DIRECTIVE
Render every entry verbatim.
* START *
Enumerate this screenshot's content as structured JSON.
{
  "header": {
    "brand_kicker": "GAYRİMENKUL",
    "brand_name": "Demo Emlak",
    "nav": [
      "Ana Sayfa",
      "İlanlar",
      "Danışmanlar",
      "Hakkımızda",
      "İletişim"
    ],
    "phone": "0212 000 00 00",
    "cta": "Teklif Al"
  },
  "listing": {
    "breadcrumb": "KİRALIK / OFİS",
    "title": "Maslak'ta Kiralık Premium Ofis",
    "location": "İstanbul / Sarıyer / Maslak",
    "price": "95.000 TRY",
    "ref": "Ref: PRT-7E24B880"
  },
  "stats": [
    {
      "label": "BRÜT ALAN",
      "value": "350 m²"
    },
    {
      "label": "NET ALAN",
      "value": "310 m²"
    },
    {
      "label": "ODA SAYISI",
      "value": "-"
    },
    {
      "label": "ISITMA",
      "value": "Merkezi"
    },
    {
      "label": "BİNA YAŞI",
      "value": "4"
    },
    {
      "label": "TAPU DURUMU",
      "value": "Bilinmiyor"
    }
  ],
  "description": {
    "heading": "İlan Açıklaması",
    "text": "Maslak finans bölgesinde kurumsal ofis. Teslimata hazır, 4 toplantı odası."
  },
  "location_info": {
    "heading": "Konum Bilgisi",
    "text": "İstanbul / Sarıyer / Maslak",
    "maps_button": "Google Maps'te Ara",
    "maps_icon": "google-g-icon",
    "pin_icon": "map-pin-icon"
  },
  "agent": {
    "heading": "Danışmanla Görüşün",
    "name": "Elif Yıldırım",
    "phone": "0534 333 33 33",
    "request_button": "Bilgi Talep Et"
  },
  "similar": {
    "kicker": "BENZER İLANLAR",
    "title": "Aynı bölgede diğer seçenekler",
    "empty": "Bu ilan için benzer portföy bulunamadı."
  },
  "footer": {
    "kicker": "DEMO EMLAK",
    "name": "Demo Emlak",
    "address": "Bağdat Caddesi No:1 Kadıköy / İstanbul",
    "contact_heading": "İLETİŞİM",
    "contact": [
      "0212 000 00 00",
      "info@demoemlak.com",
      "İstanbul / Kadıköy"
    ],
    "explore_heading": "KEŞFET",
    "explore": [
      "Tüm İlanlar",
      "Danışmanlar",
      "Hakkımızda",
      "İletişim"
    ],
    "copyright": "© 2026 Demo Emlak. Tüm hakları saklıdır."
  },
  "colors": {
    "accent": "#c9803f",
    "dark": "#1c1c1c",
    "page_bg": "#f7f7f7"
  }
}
* END *
THE RESPONSE
Enumerate this screenshot's content as structured JSON.
{
  "header": {
    "brand_kicker": "GAYRİMENKUL",
    "brand_name": "Demo Emlak",
    "nav": [
      "Ana Sayfa",
      "İlanlar",
      "Danışmanlar",
      "Hakkımızda",
      "İletişim"
    ],
    "phone": "0212 000 00 00",
    "cta": "Teklif Al"
  },
  "listing": {
    "breadcrumb": "KİRALIK / OFİS",
    "title": "Maslak'ta Kiralık Premium Ofis",
    "location": "İstanbul / Sarıyer / Maslak",
    "price": "95.000 TRY",
    "ref": "Ref: PRT-7E24B880"
  },
  "stats": [
    {
      "label": "BRÜT ALAN",
      "value": "350 m²"
    },
    {
      "label": "NET ALAN",
      "value": "310 m²"
    },
    {
      "label": "ODA SAYISI",
      "value": "-"
    },
    {
      "label": "ISITMA",
      "value": "Merkezi"
    },
    {
      "label": "BİNA YAŞI",
      "value": "4"
    },
    {
      "label": "TAPU DURUMU",
      "value": "Bilinmiyor"
    }
  ],
  "description": {
    "heading": "İlan Açıklaması",
    "text": "Maslak finans bölgesinde kurumsal ofis. Teslimata hazır, 4 toplantı odası."
  },
  "location_info": {
    "heading": "Konum Bilgisi",
    "text": "İstanbul / Sarıyer / Maslak",
    "maps_button": "Google Maps'te Ara",
    "maps_icon": "google-g-icon",
    "pin_icon": "map-pin-icon"
  },
  "agent": {
    "heading": "Danışmanla Görüşün",
    "name": "Elif Yıldırım",
    "phone": "0534 333 33 33",
    "request_button": "Bilgi Talep Et"
  },
  "similar": {
    "kicker": "BENZER İLANLAR",
    "title": "Aynı bölgede diğer seçenekler",
    "empty": "Bu ilan için benzer portföy bulunamadı."
  },
  "footer": {
    "kicker": "DEMO EMLAK",
    "name": "Demo Emlak",
    "address": "Bağdat Caddesi No:1 Kadıköy / İstanbul",
    "contact_heading": "İLETİŞİM",
    "contact": [
      "0212 000 00 00",
      "info@demoemlak.com",
      "İstanbul / Kadıköy"
    ],
    "explore_heading": "KEŞFET",
    "explore": [
      "Tüm İlanlar",
      "Danışmanlar",
      "Hakkımızda",
      "İletişim"
    ],
    "copyright": "© 2026 Demo Emlak. Tüm hakları saklıdır."
  },
  "colors": {
    "accent": "#c9803f",
    "dark": "#1c1c1c",
    "page_bg": "#f7f7f7"
  }
}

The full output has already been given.